* **SET TASK**
Print the data that follows exactly.

--- start ENTRIES SHOWN ---

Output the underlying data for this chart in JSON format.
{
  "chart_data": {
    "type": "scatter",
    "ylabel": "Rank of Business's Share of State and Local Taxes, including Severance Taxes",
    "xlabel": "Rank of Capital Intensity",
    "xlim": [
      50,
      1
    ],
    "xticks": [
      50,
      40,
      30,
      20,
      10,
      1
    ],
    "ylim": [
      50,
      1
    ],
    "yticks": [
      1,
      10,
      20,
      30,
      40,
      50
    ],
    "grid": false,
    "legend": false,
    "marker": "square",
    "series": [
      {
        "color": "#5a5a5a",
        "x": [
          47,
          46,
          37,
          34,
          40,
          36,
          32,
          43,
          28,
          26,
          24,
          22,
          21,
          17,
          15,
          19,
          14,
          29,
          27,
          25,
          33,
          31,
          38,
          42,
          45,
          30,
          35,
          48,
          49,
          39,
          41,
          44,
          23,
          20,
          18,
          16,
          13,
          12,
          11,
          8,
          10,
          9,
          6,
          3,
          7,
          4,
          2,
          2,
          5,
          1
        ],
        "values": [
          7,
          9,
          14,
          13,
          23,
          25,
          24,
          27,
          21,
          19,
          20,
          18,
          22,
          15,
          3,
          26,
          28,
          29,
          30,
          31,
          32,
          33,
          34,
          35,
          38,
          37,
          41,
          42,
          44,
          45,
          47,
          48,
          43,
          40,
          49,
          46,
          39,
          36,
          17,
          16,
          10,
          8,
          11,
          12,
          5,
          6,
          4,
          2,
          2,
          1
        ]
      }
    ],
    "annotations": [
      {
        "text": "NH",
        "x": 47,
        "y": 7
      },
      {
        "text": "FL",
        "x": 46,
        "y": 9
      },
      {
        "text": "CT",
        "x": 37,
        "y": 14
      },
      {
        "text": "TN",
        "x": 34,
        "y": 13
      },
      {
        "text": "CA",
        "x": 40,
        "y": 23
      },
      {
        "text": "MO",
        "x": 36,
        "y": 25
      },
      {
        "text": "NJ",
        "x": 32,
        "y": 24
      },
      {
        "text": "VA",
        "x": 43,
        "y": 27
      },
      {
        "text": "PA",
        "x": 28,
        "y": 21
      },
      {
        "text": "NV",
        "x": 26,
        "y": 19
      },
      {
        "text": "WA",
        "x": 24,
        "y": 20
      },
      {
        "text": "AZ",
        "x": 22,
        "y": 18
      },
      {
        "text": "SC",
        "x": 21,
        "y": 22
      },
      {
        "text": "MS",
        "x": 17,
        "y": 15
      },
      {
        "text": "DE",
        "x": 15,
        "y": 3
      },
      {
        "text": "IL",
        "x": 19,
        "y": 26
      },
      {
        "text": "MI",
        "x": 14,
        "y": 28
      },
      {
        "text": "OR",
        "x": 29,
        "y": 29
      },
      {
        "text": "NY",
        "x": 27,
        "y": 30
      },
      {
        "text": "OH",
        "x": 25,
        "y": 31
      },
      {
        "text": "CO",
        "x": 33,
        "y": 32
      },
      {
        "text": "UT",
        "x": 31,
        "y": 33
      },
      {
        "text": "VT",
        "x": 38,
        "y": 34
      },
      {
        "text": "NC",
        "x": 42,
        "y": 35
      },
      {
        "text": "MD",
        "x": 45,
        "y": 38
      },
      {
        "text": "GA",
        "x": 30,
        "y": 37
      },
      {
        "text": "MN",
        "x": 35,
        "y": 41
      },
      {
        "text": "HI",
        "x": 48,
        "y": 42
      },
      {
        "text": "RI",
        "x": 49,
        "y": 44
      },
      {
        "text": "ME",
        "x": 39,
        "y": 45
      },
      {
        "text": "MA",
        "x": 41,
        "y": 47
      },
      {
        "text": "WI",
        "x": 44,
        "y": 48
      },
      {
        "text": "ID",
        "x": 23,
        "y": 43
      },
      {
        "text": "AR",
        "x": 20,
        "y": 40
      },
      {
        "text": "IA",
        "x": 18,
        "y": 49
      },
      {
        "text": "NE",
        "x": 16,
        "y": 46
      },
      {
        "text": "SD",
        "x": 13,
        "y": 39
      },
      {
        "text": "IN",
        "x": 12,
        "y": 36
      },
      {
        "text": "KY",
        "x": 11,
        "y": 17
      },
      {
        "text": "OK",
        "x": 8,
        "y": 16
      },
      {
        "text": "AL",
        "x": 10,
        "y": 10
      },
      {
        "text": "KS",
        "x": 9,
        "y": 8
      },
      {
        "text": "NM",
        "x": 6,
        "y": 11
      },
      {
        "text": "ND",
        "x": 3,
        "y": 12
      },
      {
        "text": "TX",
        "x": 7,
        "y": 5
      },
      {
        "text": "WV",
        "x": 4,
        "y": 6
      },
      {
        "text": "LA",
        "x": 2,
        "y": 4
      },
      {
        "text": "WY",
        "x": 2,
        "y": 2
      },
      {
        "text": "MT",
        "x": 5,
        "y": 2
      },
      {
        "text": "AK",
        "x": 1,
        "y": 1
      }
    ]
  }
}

--- end ENTRIES SHOWN ---

* **RESPONSE TO THE EXERCISE**
Output the underlying data for this chart in JSON format.
{
  "chart_data": {
    "type": "scatter",
    "ylabel": "Rank of Business's Share of State and Local Taxes, including Severance Taxes",
    "xlabel": "Rank of Capital Intensity",
    "xlim": [
      50,
      1
    ],
    "xticks": [
      50,
      40,
      30,
      20,
      10,
      1
    ],
    "ylim": [
      50,
      1
    ],
    "yticks": [
      1,
      10,
      20,
      30,
      40,
      50
    ],
    "grid": false,
    "legend": false,
    "marker": "square",
    "series": [
      {
        "color": "#5a5a5a",
        "x": [
          47,
          46,
          37,
          34,
          40,
          36,
          32,
          43,
          28,
          26,
          24,
          22,
          21,
          17,
          15,
          19,
          14,
          29,
          27,
          25,
          33,
          31,
          38,
          42,
          45,
          30,
          35,
          48,
          49,
          39,
          41,
          44,
          23,
          20,
          18,
          16,
          13,
          12,
          11,
          8,
          10,
          9,
          6,
          3,
          7,
          4,
          2,
          2,
          5,
          1
        ],
        "values": [
          7,
          9,
          14,
          13,
          23,
          25,
          24,
          27,
          21,
          19,
          20,
          18,
          22,
          15,
          3,
          26,
          28,
          29,
          30,
          31,
          32,
          33,
          34,
          35,
          38,
          37,
          41,
          42,
          44,
          45,
          47,
          48,
          43,
          40,
          49,
          46,
          39,
          36,
          17,
          16,
          10,
          8,
          11,
          12,
          5,
          6,
          4,
          2,
          2,
          1
        ]
      }
    ],
    "annotations": [
      {
        "text": "NH",
        "x": 47,
        "y": 7
      },
      {
        "text": "FL",
        "x": 46,
        "y": 9
      },
      {
        "text": "CT",
        "x": 37,
        "y": 14
      },
      {
        "text": "TN",
        "x": 34,
        "y": 13
      },
      {
        "text": "CA",
        "x": 40,
        "y": 23
      },
      {
        "text": "MO",
        "x": 36,
        "y": 25
      },
      {
        "text": "NJ",
        "x": 32,
        "y": 24
      },
      {
        "text": "VA",
        "x": 43,
        "y": 27
      },
      {
        "text": "PA",
        "x": 28,
        "y": 21
      },
      {
        "text": "NV",
        "x": 26,
        "y": 19
      },
      {
        "text": "WA",
        "x": 24,
        "y": 20
      },
      {
        "text": "AZ",
        "x": 22,
        "y": 18
      },
      {
        "text": "SC",
        "x": 21,
        "y": 22
      },
      {
        "text": "MS",
        "x": 17,
        "y": 15
      },
      {
        "text": "DE",
        "x": 15,
        "y": 3
      },
      {
        "text": "IL",
        "x": 19,
        "y": 26
      },
      {
        "text": "MI",
        "x": 14,
        "y": 28
      },
      {
        "text": "OR",
        "x": 29,
        "y": 29
      },
      {
        "text": "NY",
        "x": 27,
        "y": 30
      },
      {
        "text": "OH",
        "x": 25,
        "y": 31
      },
      {
        "text": "CO",
        "x": 33,
        "y": 32
      },
      {
        "text": "UT",
        "x": 31,
        "y": 33
      },
      {
        "text": "VT",
        "x": 38,
        "y": 34
      },
      {
        "text": "NC",
        "x": 42,
        "y": 35
      },
      {
        "text": "MD",
        "x": 45,
        "y": 38
      },
      {
        "text": "GA",
        "x": 30,
        "y": 37
      },
      {
        "text": "MN",
        "x": 35,
        "y": 41
      },
      {
        "text": "HI",
        "x": 48,
        "y": 42
      },
      {
        "text": "RI",
        "x": 49,
        "y": 44
      },
      {
        "text": "ME",
        "x": 39,
        "y": 45
      },
      {
        "text": "MA",
        "x": 41,
        "y": 47
      },
      {
        "text": "WI",
        "x": 44,
        "y": 48
      },
      {
        "text": "ID",
        "x": 23,
        "y": 43
      },
      {
        "text": "AR",
        "x": 20,
        "y": 40
      },
      {
        "text": "IA",
        "x": 18,
        "y": 49
      },
      {
        "text": "NE",
        "x": 16,
        "y": 46
      },
      {
        "text": "SD",
        "x": 13,
        "y": 39
      },
      {
        "text": "IN",
        "x": 12,
        "y": 36
      },
      {
        "text": "KY",
        "x": 11,
        "y": 17
      },
      {
        "text": "OK",
        "x": 8,
        "y": 16
      },
      {
        "text": "AL",
        "x": 10,
        "y": 10
      },
      {
        "text": "KS",
        "x": 9,
        "y": 8
      },
      {
        "text": "NM",
        "x": 6,
        "y": 11
      },
      {
        "text": "ND",
        "x": 3,
        "y": 12
      },
      {
        "text": "TX",
        "x": 7,
        "y": 5
      },
      {
        "text": "WV",
        "x": 4,
        "y": 6
      },
      {
        "text": "LA",
        "x": 2,
        "y": 4
      },
      {
        "text": "WY",
        "x": 2,
        "y": 2
      },
      {
        "text": "MT",
        "x": 5,
        "y": 2
      },
      {
        "text": "AK",
        "x": 1,
        "y": 1
      }
    ]
  }
}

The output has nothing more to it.